■ **Task directions**: Leave out the pictures and repeat the rest of the material exactly.

Figure data in JSON
-- START --

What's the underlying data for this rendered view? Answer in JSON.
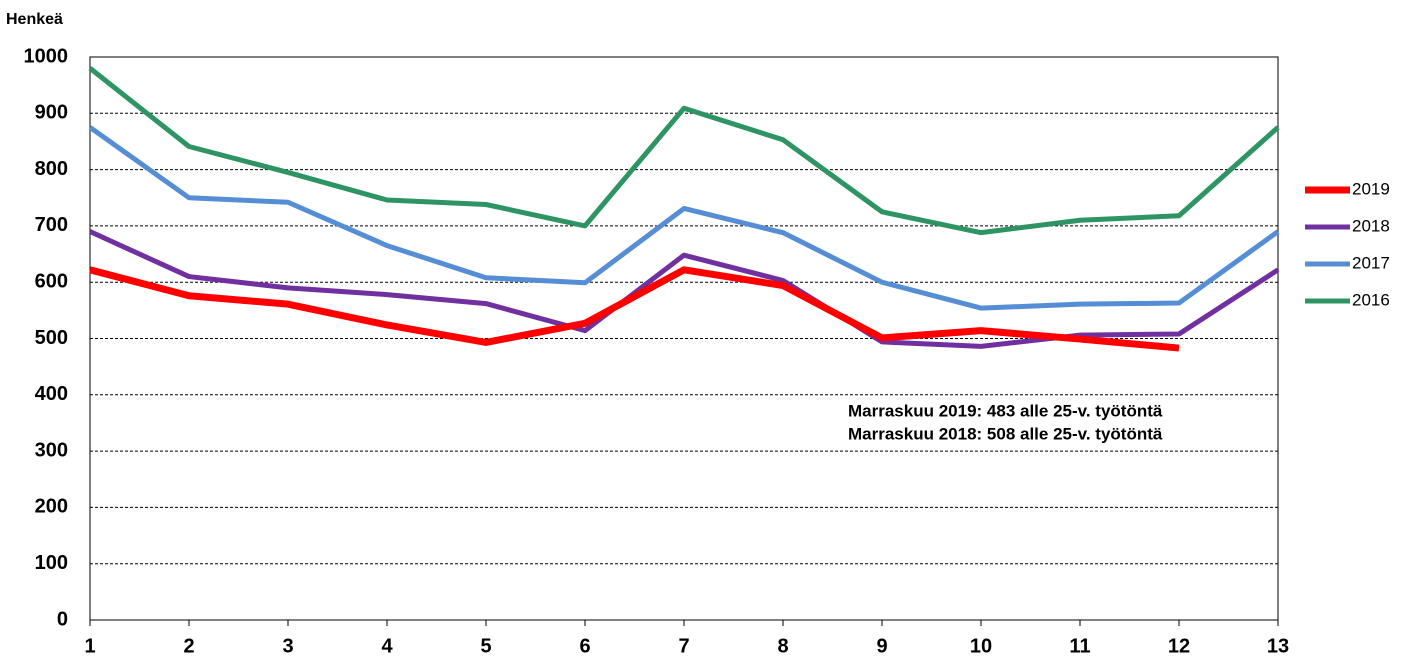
{
  "chart_data": {
    "type": "line",
    "y_label": "Henkeä",
    "x": [
      1,
      2,
      3,
      4,
      5,
      6,
      7,
      8,
      9,
      10,
      11,
      12,
      13
    ],
    "xlim": [
      1,
      13
    ],
    "xticks": [
      1,
      2,
      3,
      4,
      5,
      6,
      7,
      8,
      9,
      10,
      11,
      12,
      13
    ],
    "ylim": [
      0,
      1000
    ],
    "yticks": [
      0,
      100,
      200,
      300,
      400,
      500,
      600,
      700,
      800,
      900,
      1000
    ],
    "grid": true,
    "legend": "right",
    "series": [
      {
        "name": "2019",
        "color": "#ff0000",
        "values": [
          622,
          576,
          561,
          524,
          493,
          527,
          622,
          594,
          501,
          514,
          499,
          483,
          null
        ]
      },
      {
        "name": "2018",
        "color": "#7030a0",
        "values": [
          690,
          610,
          590,
          578,
          562,
          514,
          648,
          603,
          494,
          486,
          506,
          508,
          622
        ]
      },
      {
        "name": "2017",
        "color": "#558ed5",
        "values": [
          875,
          750,
          742,
          665,
          608,
          599,
          731,
          688,
          600,
          554,
          561,
          563,
          690
        ]
      },
      {
        "name": "2016",
        "color": "#2e9463",
        "values": [
          980,
          841,
          795,
          746,
          738,
          700,
          909,
          853,
          725,
          688,
          710,
          718,
          875
        ]
      }
    ],
    "annotations": [
      "Marraskuu 2019: 483 alle 25-v. työtöntä",
      "Marraskuu 2018: 508 alle 25-v. työtöntä"
    ]
  }
}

-- END --

■ **Written response**:
What's the underlying data for this rendered view? Answer in JSON.
{
  "chart_data": {
    "type": "line",
    "y_label": "Henkeä",
    "x": [
      1,
      2,
      3,
      4,
      5,
      6,
      7,
      8,
      9,
      10,
      11,
      12,
      13
    ],
    "xlim": [
      1,
      13
    ],
    "xticks": [
      1,
      2,
      3,
      4,
      5,
      6,
      7,
      8,
      9,
      10,
      11,
      12,
      13
    ],
    "ylim": [
      0,
      1000
    ],
    "yticks": [
      0,
      100,
      200,
      300,
      400,
      500,
      600,
      700,
      800,
      900,
      1000
    ],
    "grid": true,
    "legend": "right",
    "series": [
      {
        "name": "2019",
        "color": "#ff0000",
        "values": [
          622,
          576,
          561,
          524,
          493,
          527,
          622,
          594,
          501,
          514,
          499,
          483,
          null
        ]
      },
      {
        "name": "2018",
        "color": "#7030a0",
        "values": [
          690,
          610,
          590,
          578,
          562,
          514,
          648,
          603,
          494,
          486,
          506,
          508,
          622
        ]
      },
      {
        "name": "2017",
        "color": "#558ed5",
        "values": [
          875,
          750,
          742,
          665,
          608,
          599,
          731,
          688,
          600,
          554,
          561,
          563,
          690
        ]
      },
      {
        "name": "2016",
        "color": "#2e9463",
        "values": [
          980,
          841,
          795,
          746,
          738,
          700,
          909,
          853,
          725,
          688,
          710,
          718,
          875
        ]
      }
    ],
    "annotations": [
      "Marraskuu 2019: 483 alle 25-v. työtöntä",
      "Marraskuu 2018: 508 alle 25-v. työtöntä"
    ]
  }
}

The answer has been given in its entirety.